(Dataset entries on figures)
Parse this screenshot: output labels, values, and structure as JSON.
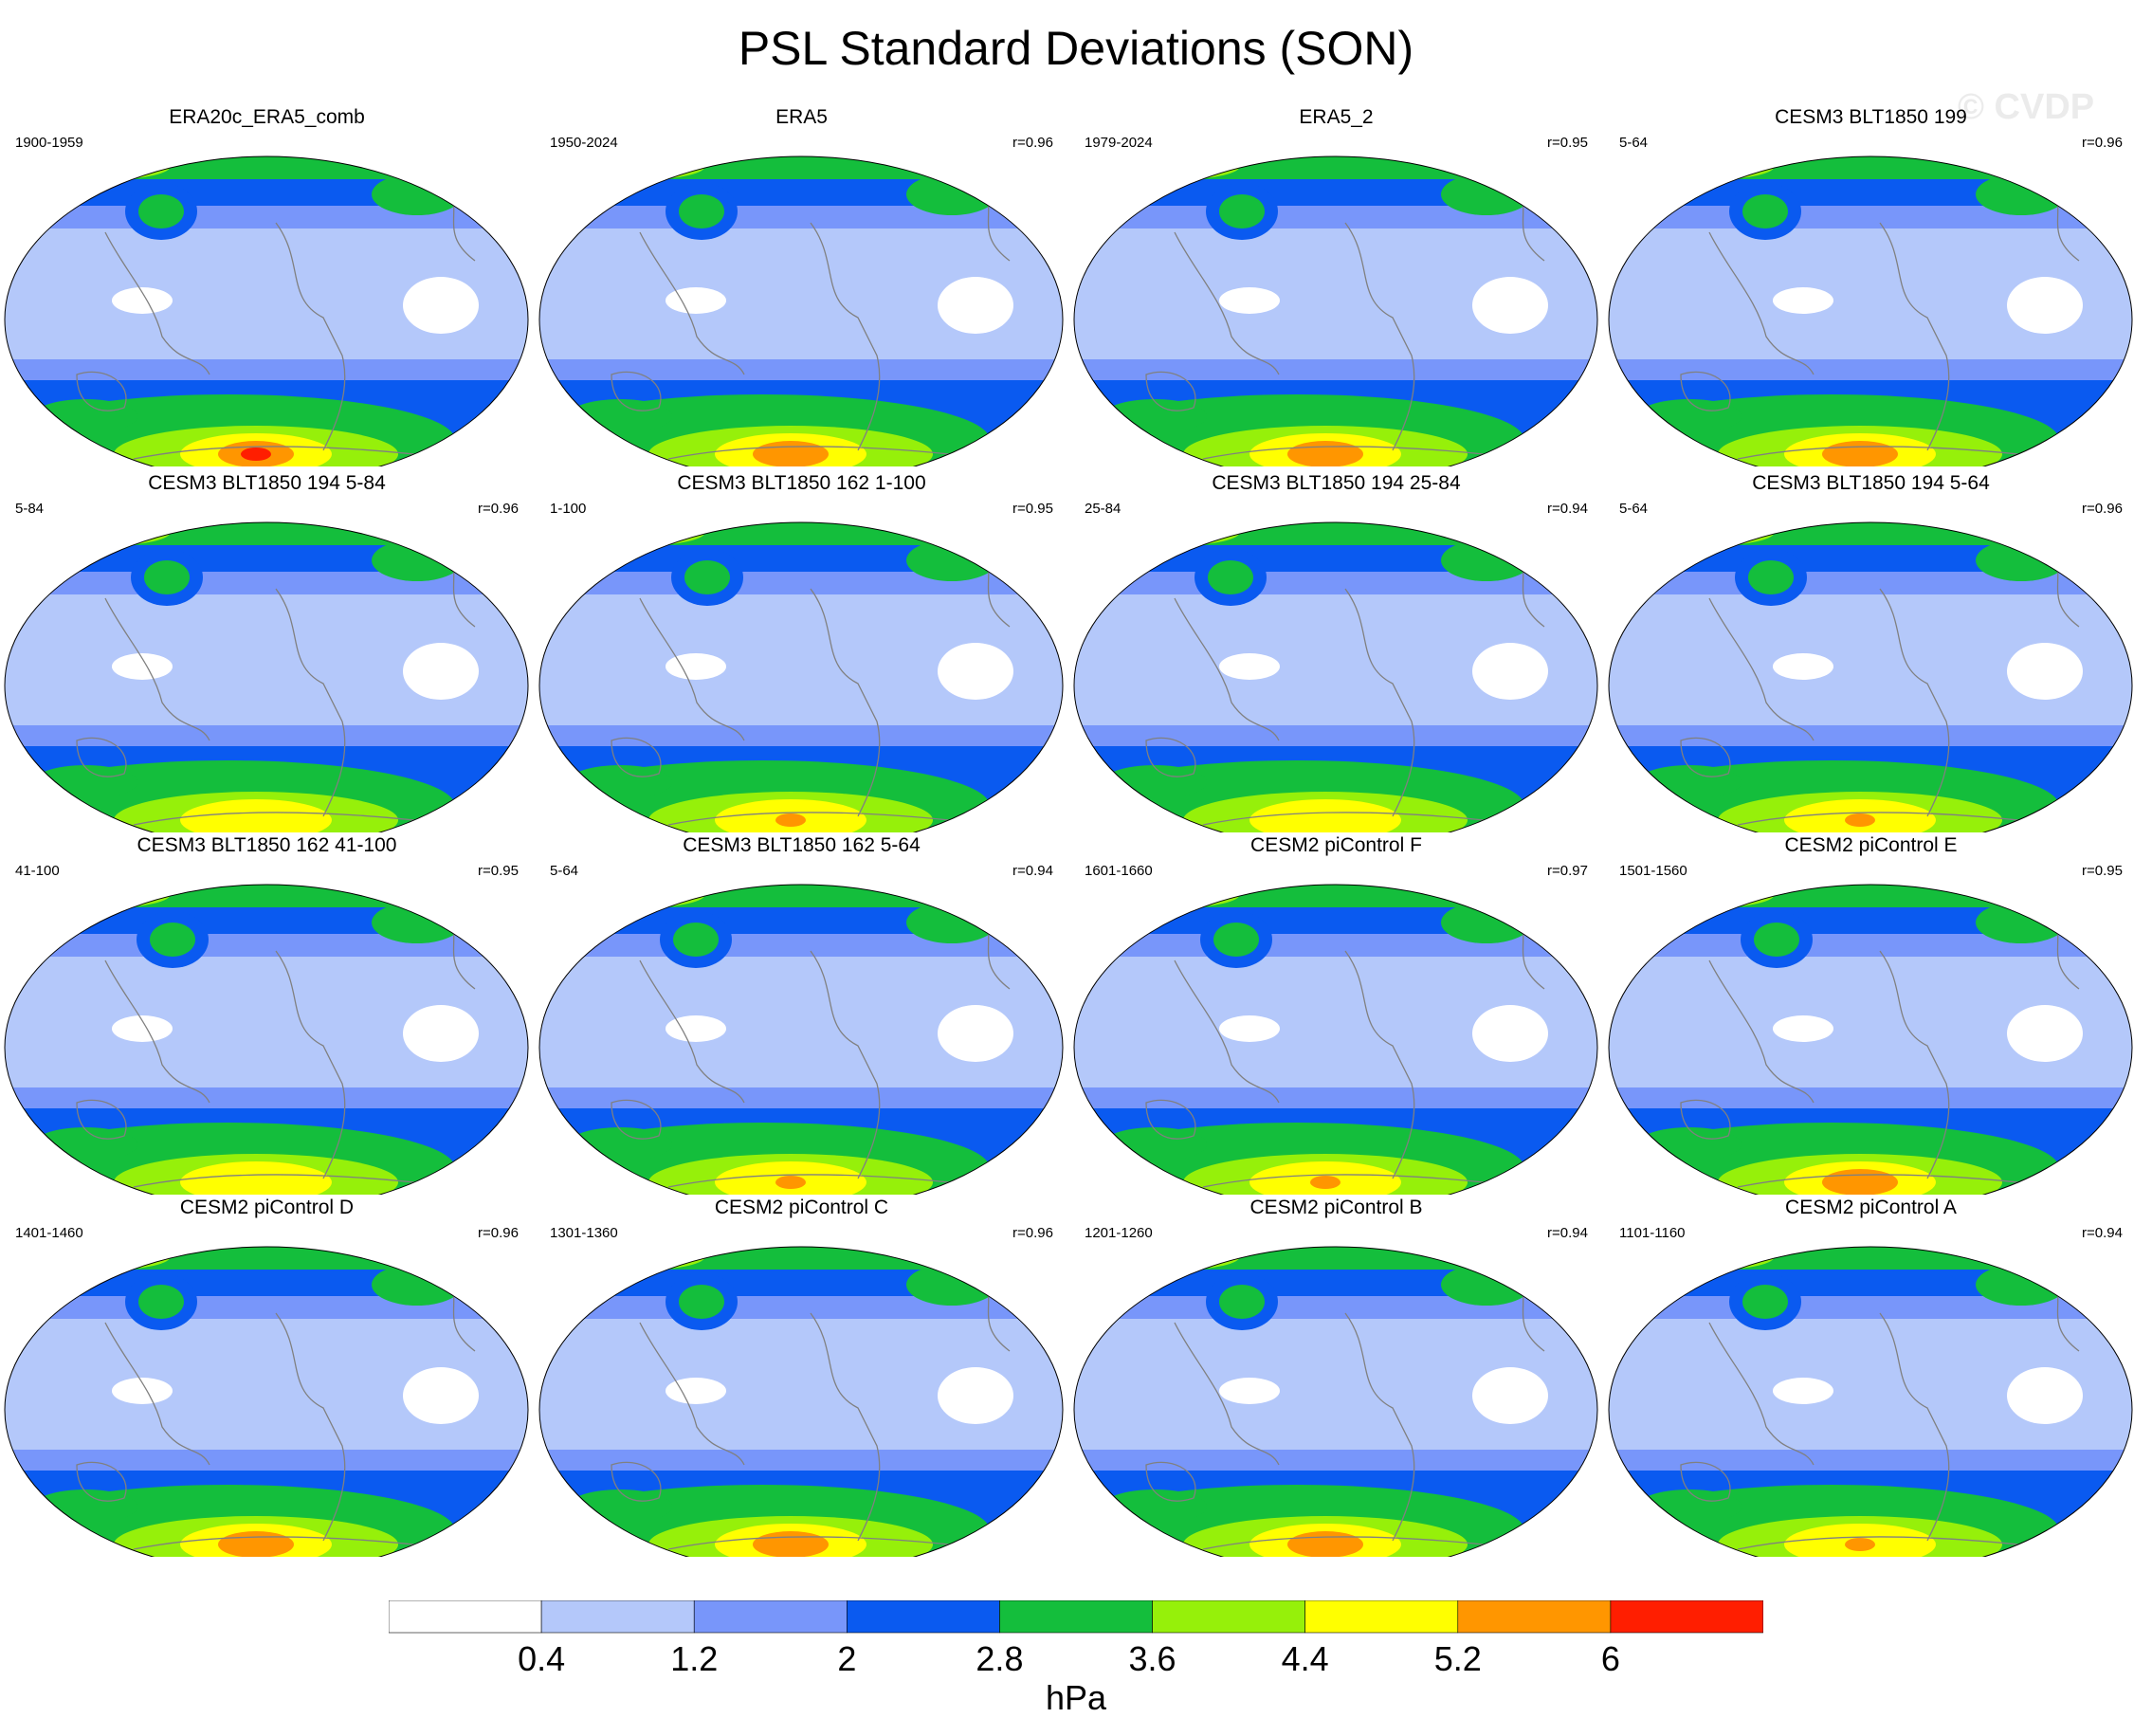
{
  "title": "PSL Standard Deviations (SON)",
  "watermark": "© CVDP",
  "units": "hPa",
  "colorbar": {
    "labels": [
      "0.4",
      "1.2",
      "2",
      "2.8",
      "3.6",
      "4.4",
      "5.2",
      "6"
    ],
    "colors": [
      "#ffffff",
      "#b4c8fa",
      "#7896fa",
      "#0a5af0",
      "#14be3c",
      "#96f00a",
      "#ffff00",
      "#ff9600",
      "#ff1e00"
    ]
  },
  "panels": [
    {
      "title": "ERA20c_ERA5_comb",
      "years": "1900-1959",
      "r": "",
      "max": 6.3,
      "south_peak": 5.8
    },
    {
      "title": "ERA5",
      "years": "1950-2024",
      "r": "r=0.96",
      "max": 5.4,
      "south_peak": 5.3
    },
    {
      "title": "ERA5_2",
      "years": "1979-2024",
      "r": "r=0.95",
      "max": 5.4,
      "south_peak": 5.3
    },
    {
      "title": "CESM3 BLT1850 199",
      "years": "5-64",
      "r": "r=0.96",
      "max": 5.5,
      "south_peak": 5.4
    },
    {
      "title": "CESM3 BLT1850 194 5-84",
      "years": "5-84",
      "r": "r=0.96",
      "max": 4.6,
      "south_peak": 4.5
    },
    {
      "title": "CESM3 BLT1850 162 1-100",
      "years": "1-100",
      "r": "r=0.95",
      "max": 5.3,
      "south_peak": 4.6
    },
    {
      "title": "CESM3 BLT1850 194 25-84",
      "years": "25-84",
      "r": "r=0.94",
      "max": 4.6,
      "south_peak": 4.5
    },
    {
      "title": "CESM3 BLT1850 194 5-64",
      "years": "5-64",
      "r": "r=0.96",
      "max": 5.3,
      "south_peak": 5.0
    },
    {
      "title": "CESM3 BLT1850 162 41-100",
      "years": "41-100",
      "r": "r=0.95",
      "max": 4.6,
      "south_peak": 4.5
    },
    {
      "title": "CESM3 BLT1850 162 5-64",
      "years": "5-64",
      "r": "r=0.94",
      "max": 5.4,
      "south_peak": 4.6
    },
    {
      "title": "CESM2 piControl F",
      "years": "1601-1660",
      "r": "r=0.97",
      "max": 5.3,
      "south_peak": 5.0
    },
    {
      "title": "CESM2 piControl E",
      "years": "1501-1560",
      "r": "r=0.95",
      "max": 5.4,
      "south_peak": 5.3
    },
    {
      "title": "CESM2 piControl D",
      "years": "1401-1460",
      "r": "r=0.96",
      "max": 5.4,
      "south_peak": 5.3
    },
    {
      "title": "CESM2 piControl C",
      "years": "1301-1360",
      "r": "r=0.96",
      "max": 5.4,
      "south_peak": 5.3
    },
    {
      "title": "CESM2 piControl B",
      "years": "1201-1260",
      "r": "r=0.94",
      "max": 5.4,
      "south_peak": 5.3
    },
    {
      "title": "CESM2 piControl A",
      "years": "1101-1160",
      "r": "r=0.94",
      "max": 5.3,
      "south_peak": 5.0
    }
  ]
}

## Your task
The lines above form a set of records; determine how many of them contain the string "labels" and give that number alone.

## Complete output
2